Repeat the whole of the data, keeping every detail the same.

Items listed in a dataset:
##########
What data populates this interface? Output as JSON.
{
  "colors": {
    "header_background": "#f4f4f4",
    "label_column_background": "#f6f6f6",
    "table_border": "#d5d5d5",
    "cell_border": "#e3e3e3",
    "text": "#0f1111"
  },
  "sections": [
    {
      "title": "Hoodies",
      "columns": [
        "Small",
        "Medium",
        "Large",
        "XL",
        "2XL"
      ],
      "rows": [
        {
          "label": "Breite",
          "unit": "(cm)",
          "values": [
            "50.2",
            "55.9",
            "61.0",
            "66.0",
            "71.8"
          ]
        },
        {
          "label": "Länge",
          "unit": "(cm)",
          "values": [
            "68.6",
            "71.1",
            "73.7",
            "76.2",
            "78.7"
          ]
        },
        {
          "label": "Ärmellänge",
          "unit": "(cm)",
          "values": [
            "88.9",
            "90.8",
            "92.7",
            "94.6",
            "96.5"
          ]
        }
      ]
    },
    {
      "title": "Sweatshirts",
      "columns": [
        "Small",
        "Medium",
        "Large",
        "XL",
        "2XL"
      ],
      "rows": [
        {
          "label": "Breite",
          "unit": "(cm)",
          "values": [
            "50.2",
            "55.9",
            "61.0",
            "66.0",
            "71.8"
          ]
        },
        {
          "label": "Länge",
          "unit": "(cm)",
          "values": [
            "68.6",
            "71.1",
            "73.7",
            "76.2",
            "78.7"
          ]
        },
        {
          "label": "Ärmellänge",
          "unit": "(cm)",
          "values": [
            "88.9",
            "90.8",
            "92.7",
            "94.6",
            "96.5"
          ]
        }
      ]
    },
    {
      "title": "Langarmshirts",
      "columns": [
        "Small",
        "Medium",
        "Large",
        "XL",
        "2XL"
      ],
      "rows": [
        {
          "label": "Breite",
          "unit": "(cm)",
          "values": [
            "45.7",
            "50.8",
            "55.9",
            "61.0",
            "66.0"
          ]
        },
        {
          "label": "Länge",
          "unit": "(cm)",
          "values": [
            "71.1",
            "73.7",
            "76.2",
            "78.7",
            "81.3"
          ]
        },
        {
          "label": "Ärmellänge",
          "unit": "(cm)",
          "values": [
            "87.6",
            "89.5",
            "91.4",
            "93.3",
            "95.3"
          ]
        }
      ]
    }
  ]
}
##########
→ Result:
What data populates this interface? Output as JSON.
{
  "colors": {
    "header_background": "#f4f4f4",
    "label_column_background": "#f6f6f6",
    "table_border": "#d5d5d5",
    "cell_border": "#e3e3e3",
    "text": "#0f1111"
  },
  "sections": [
    {
      "title": "Hoodies",
      "columns": [
        "Small",
        "Medium",
        "Large",
        "XL",
        "2XL"
      ],
      "rows": [
        {
          "label": "Breite",
          "unit": "(cm)",
          "values": [
            "50.2",
            "55.9",
            "61.0",
            "66.0",
            "71.8"
          ]
        },
        {
          "label": "Länge",
          "unit": "(cm)",
          "values": [
            "68.6",
            "71.1",
            "73.7",
            "76.2",
            "78.7"
          ]
        },
        {
          "label": "Ärmellänge",
          "unit": "(cm)",
          "values": [
            "88.9",
            "90.8",
            "92.7",
            "94.6",
            "96.5"
          ]
        }
      ]
    },
    {
      "title": "Sweatshirts",
      "columns": [
        "Small",
        "Medium",
        "Large",
        "XL",
        "2XL"
      ],
      "rows": [
        {
          "label": "Breite",
          "unit": "(cm)",
          "values": [
            "50.2",
            "55.9",
            "61.0",
            "66.0",
            "71.8"
          ]
        },
        {
          "label": "Länge",
          "unit": "(cm)",
          "values": [
            "68.6",
            "71.1",
            "73.7",
            "76.2",
            "78.7"
          ]
        },
        {
          "label": "Ärmellänge",
          "unit": "(cm)",
          "values": [
            "88.9",
            "90.8",
            "92.7",
            "94.6",
            "96.5"
          ]
        }
      ]
    },
    {
      "title": "Langarmshirts",
      "columns": [
        "Small",
        "Medium",
        "Large",
        "XL",
        "2XL"
      ],
      "rows": [
        {
          "label": "Breite",
          "unit": "(cm)",
          "values": [
            "45.7",
            "50.8",
            "55.9",
            "61.0",
            "66.0"
          ]
        },
        {
          "label": "Länge",
          "unit": "(cm)",
          "values": [
            "71.1",
            "73.7",
            "76.2",
            "78.7",
            "81.3"
          ]
        },
        {
          "label": "Ärmellänge",
          "unit": "(cm)",
          "values": [
            "87.6",
            "89.5",
            "91.4",
            "93.3",
            "95.3"
          ]
        }
      ]
    }
  ]
}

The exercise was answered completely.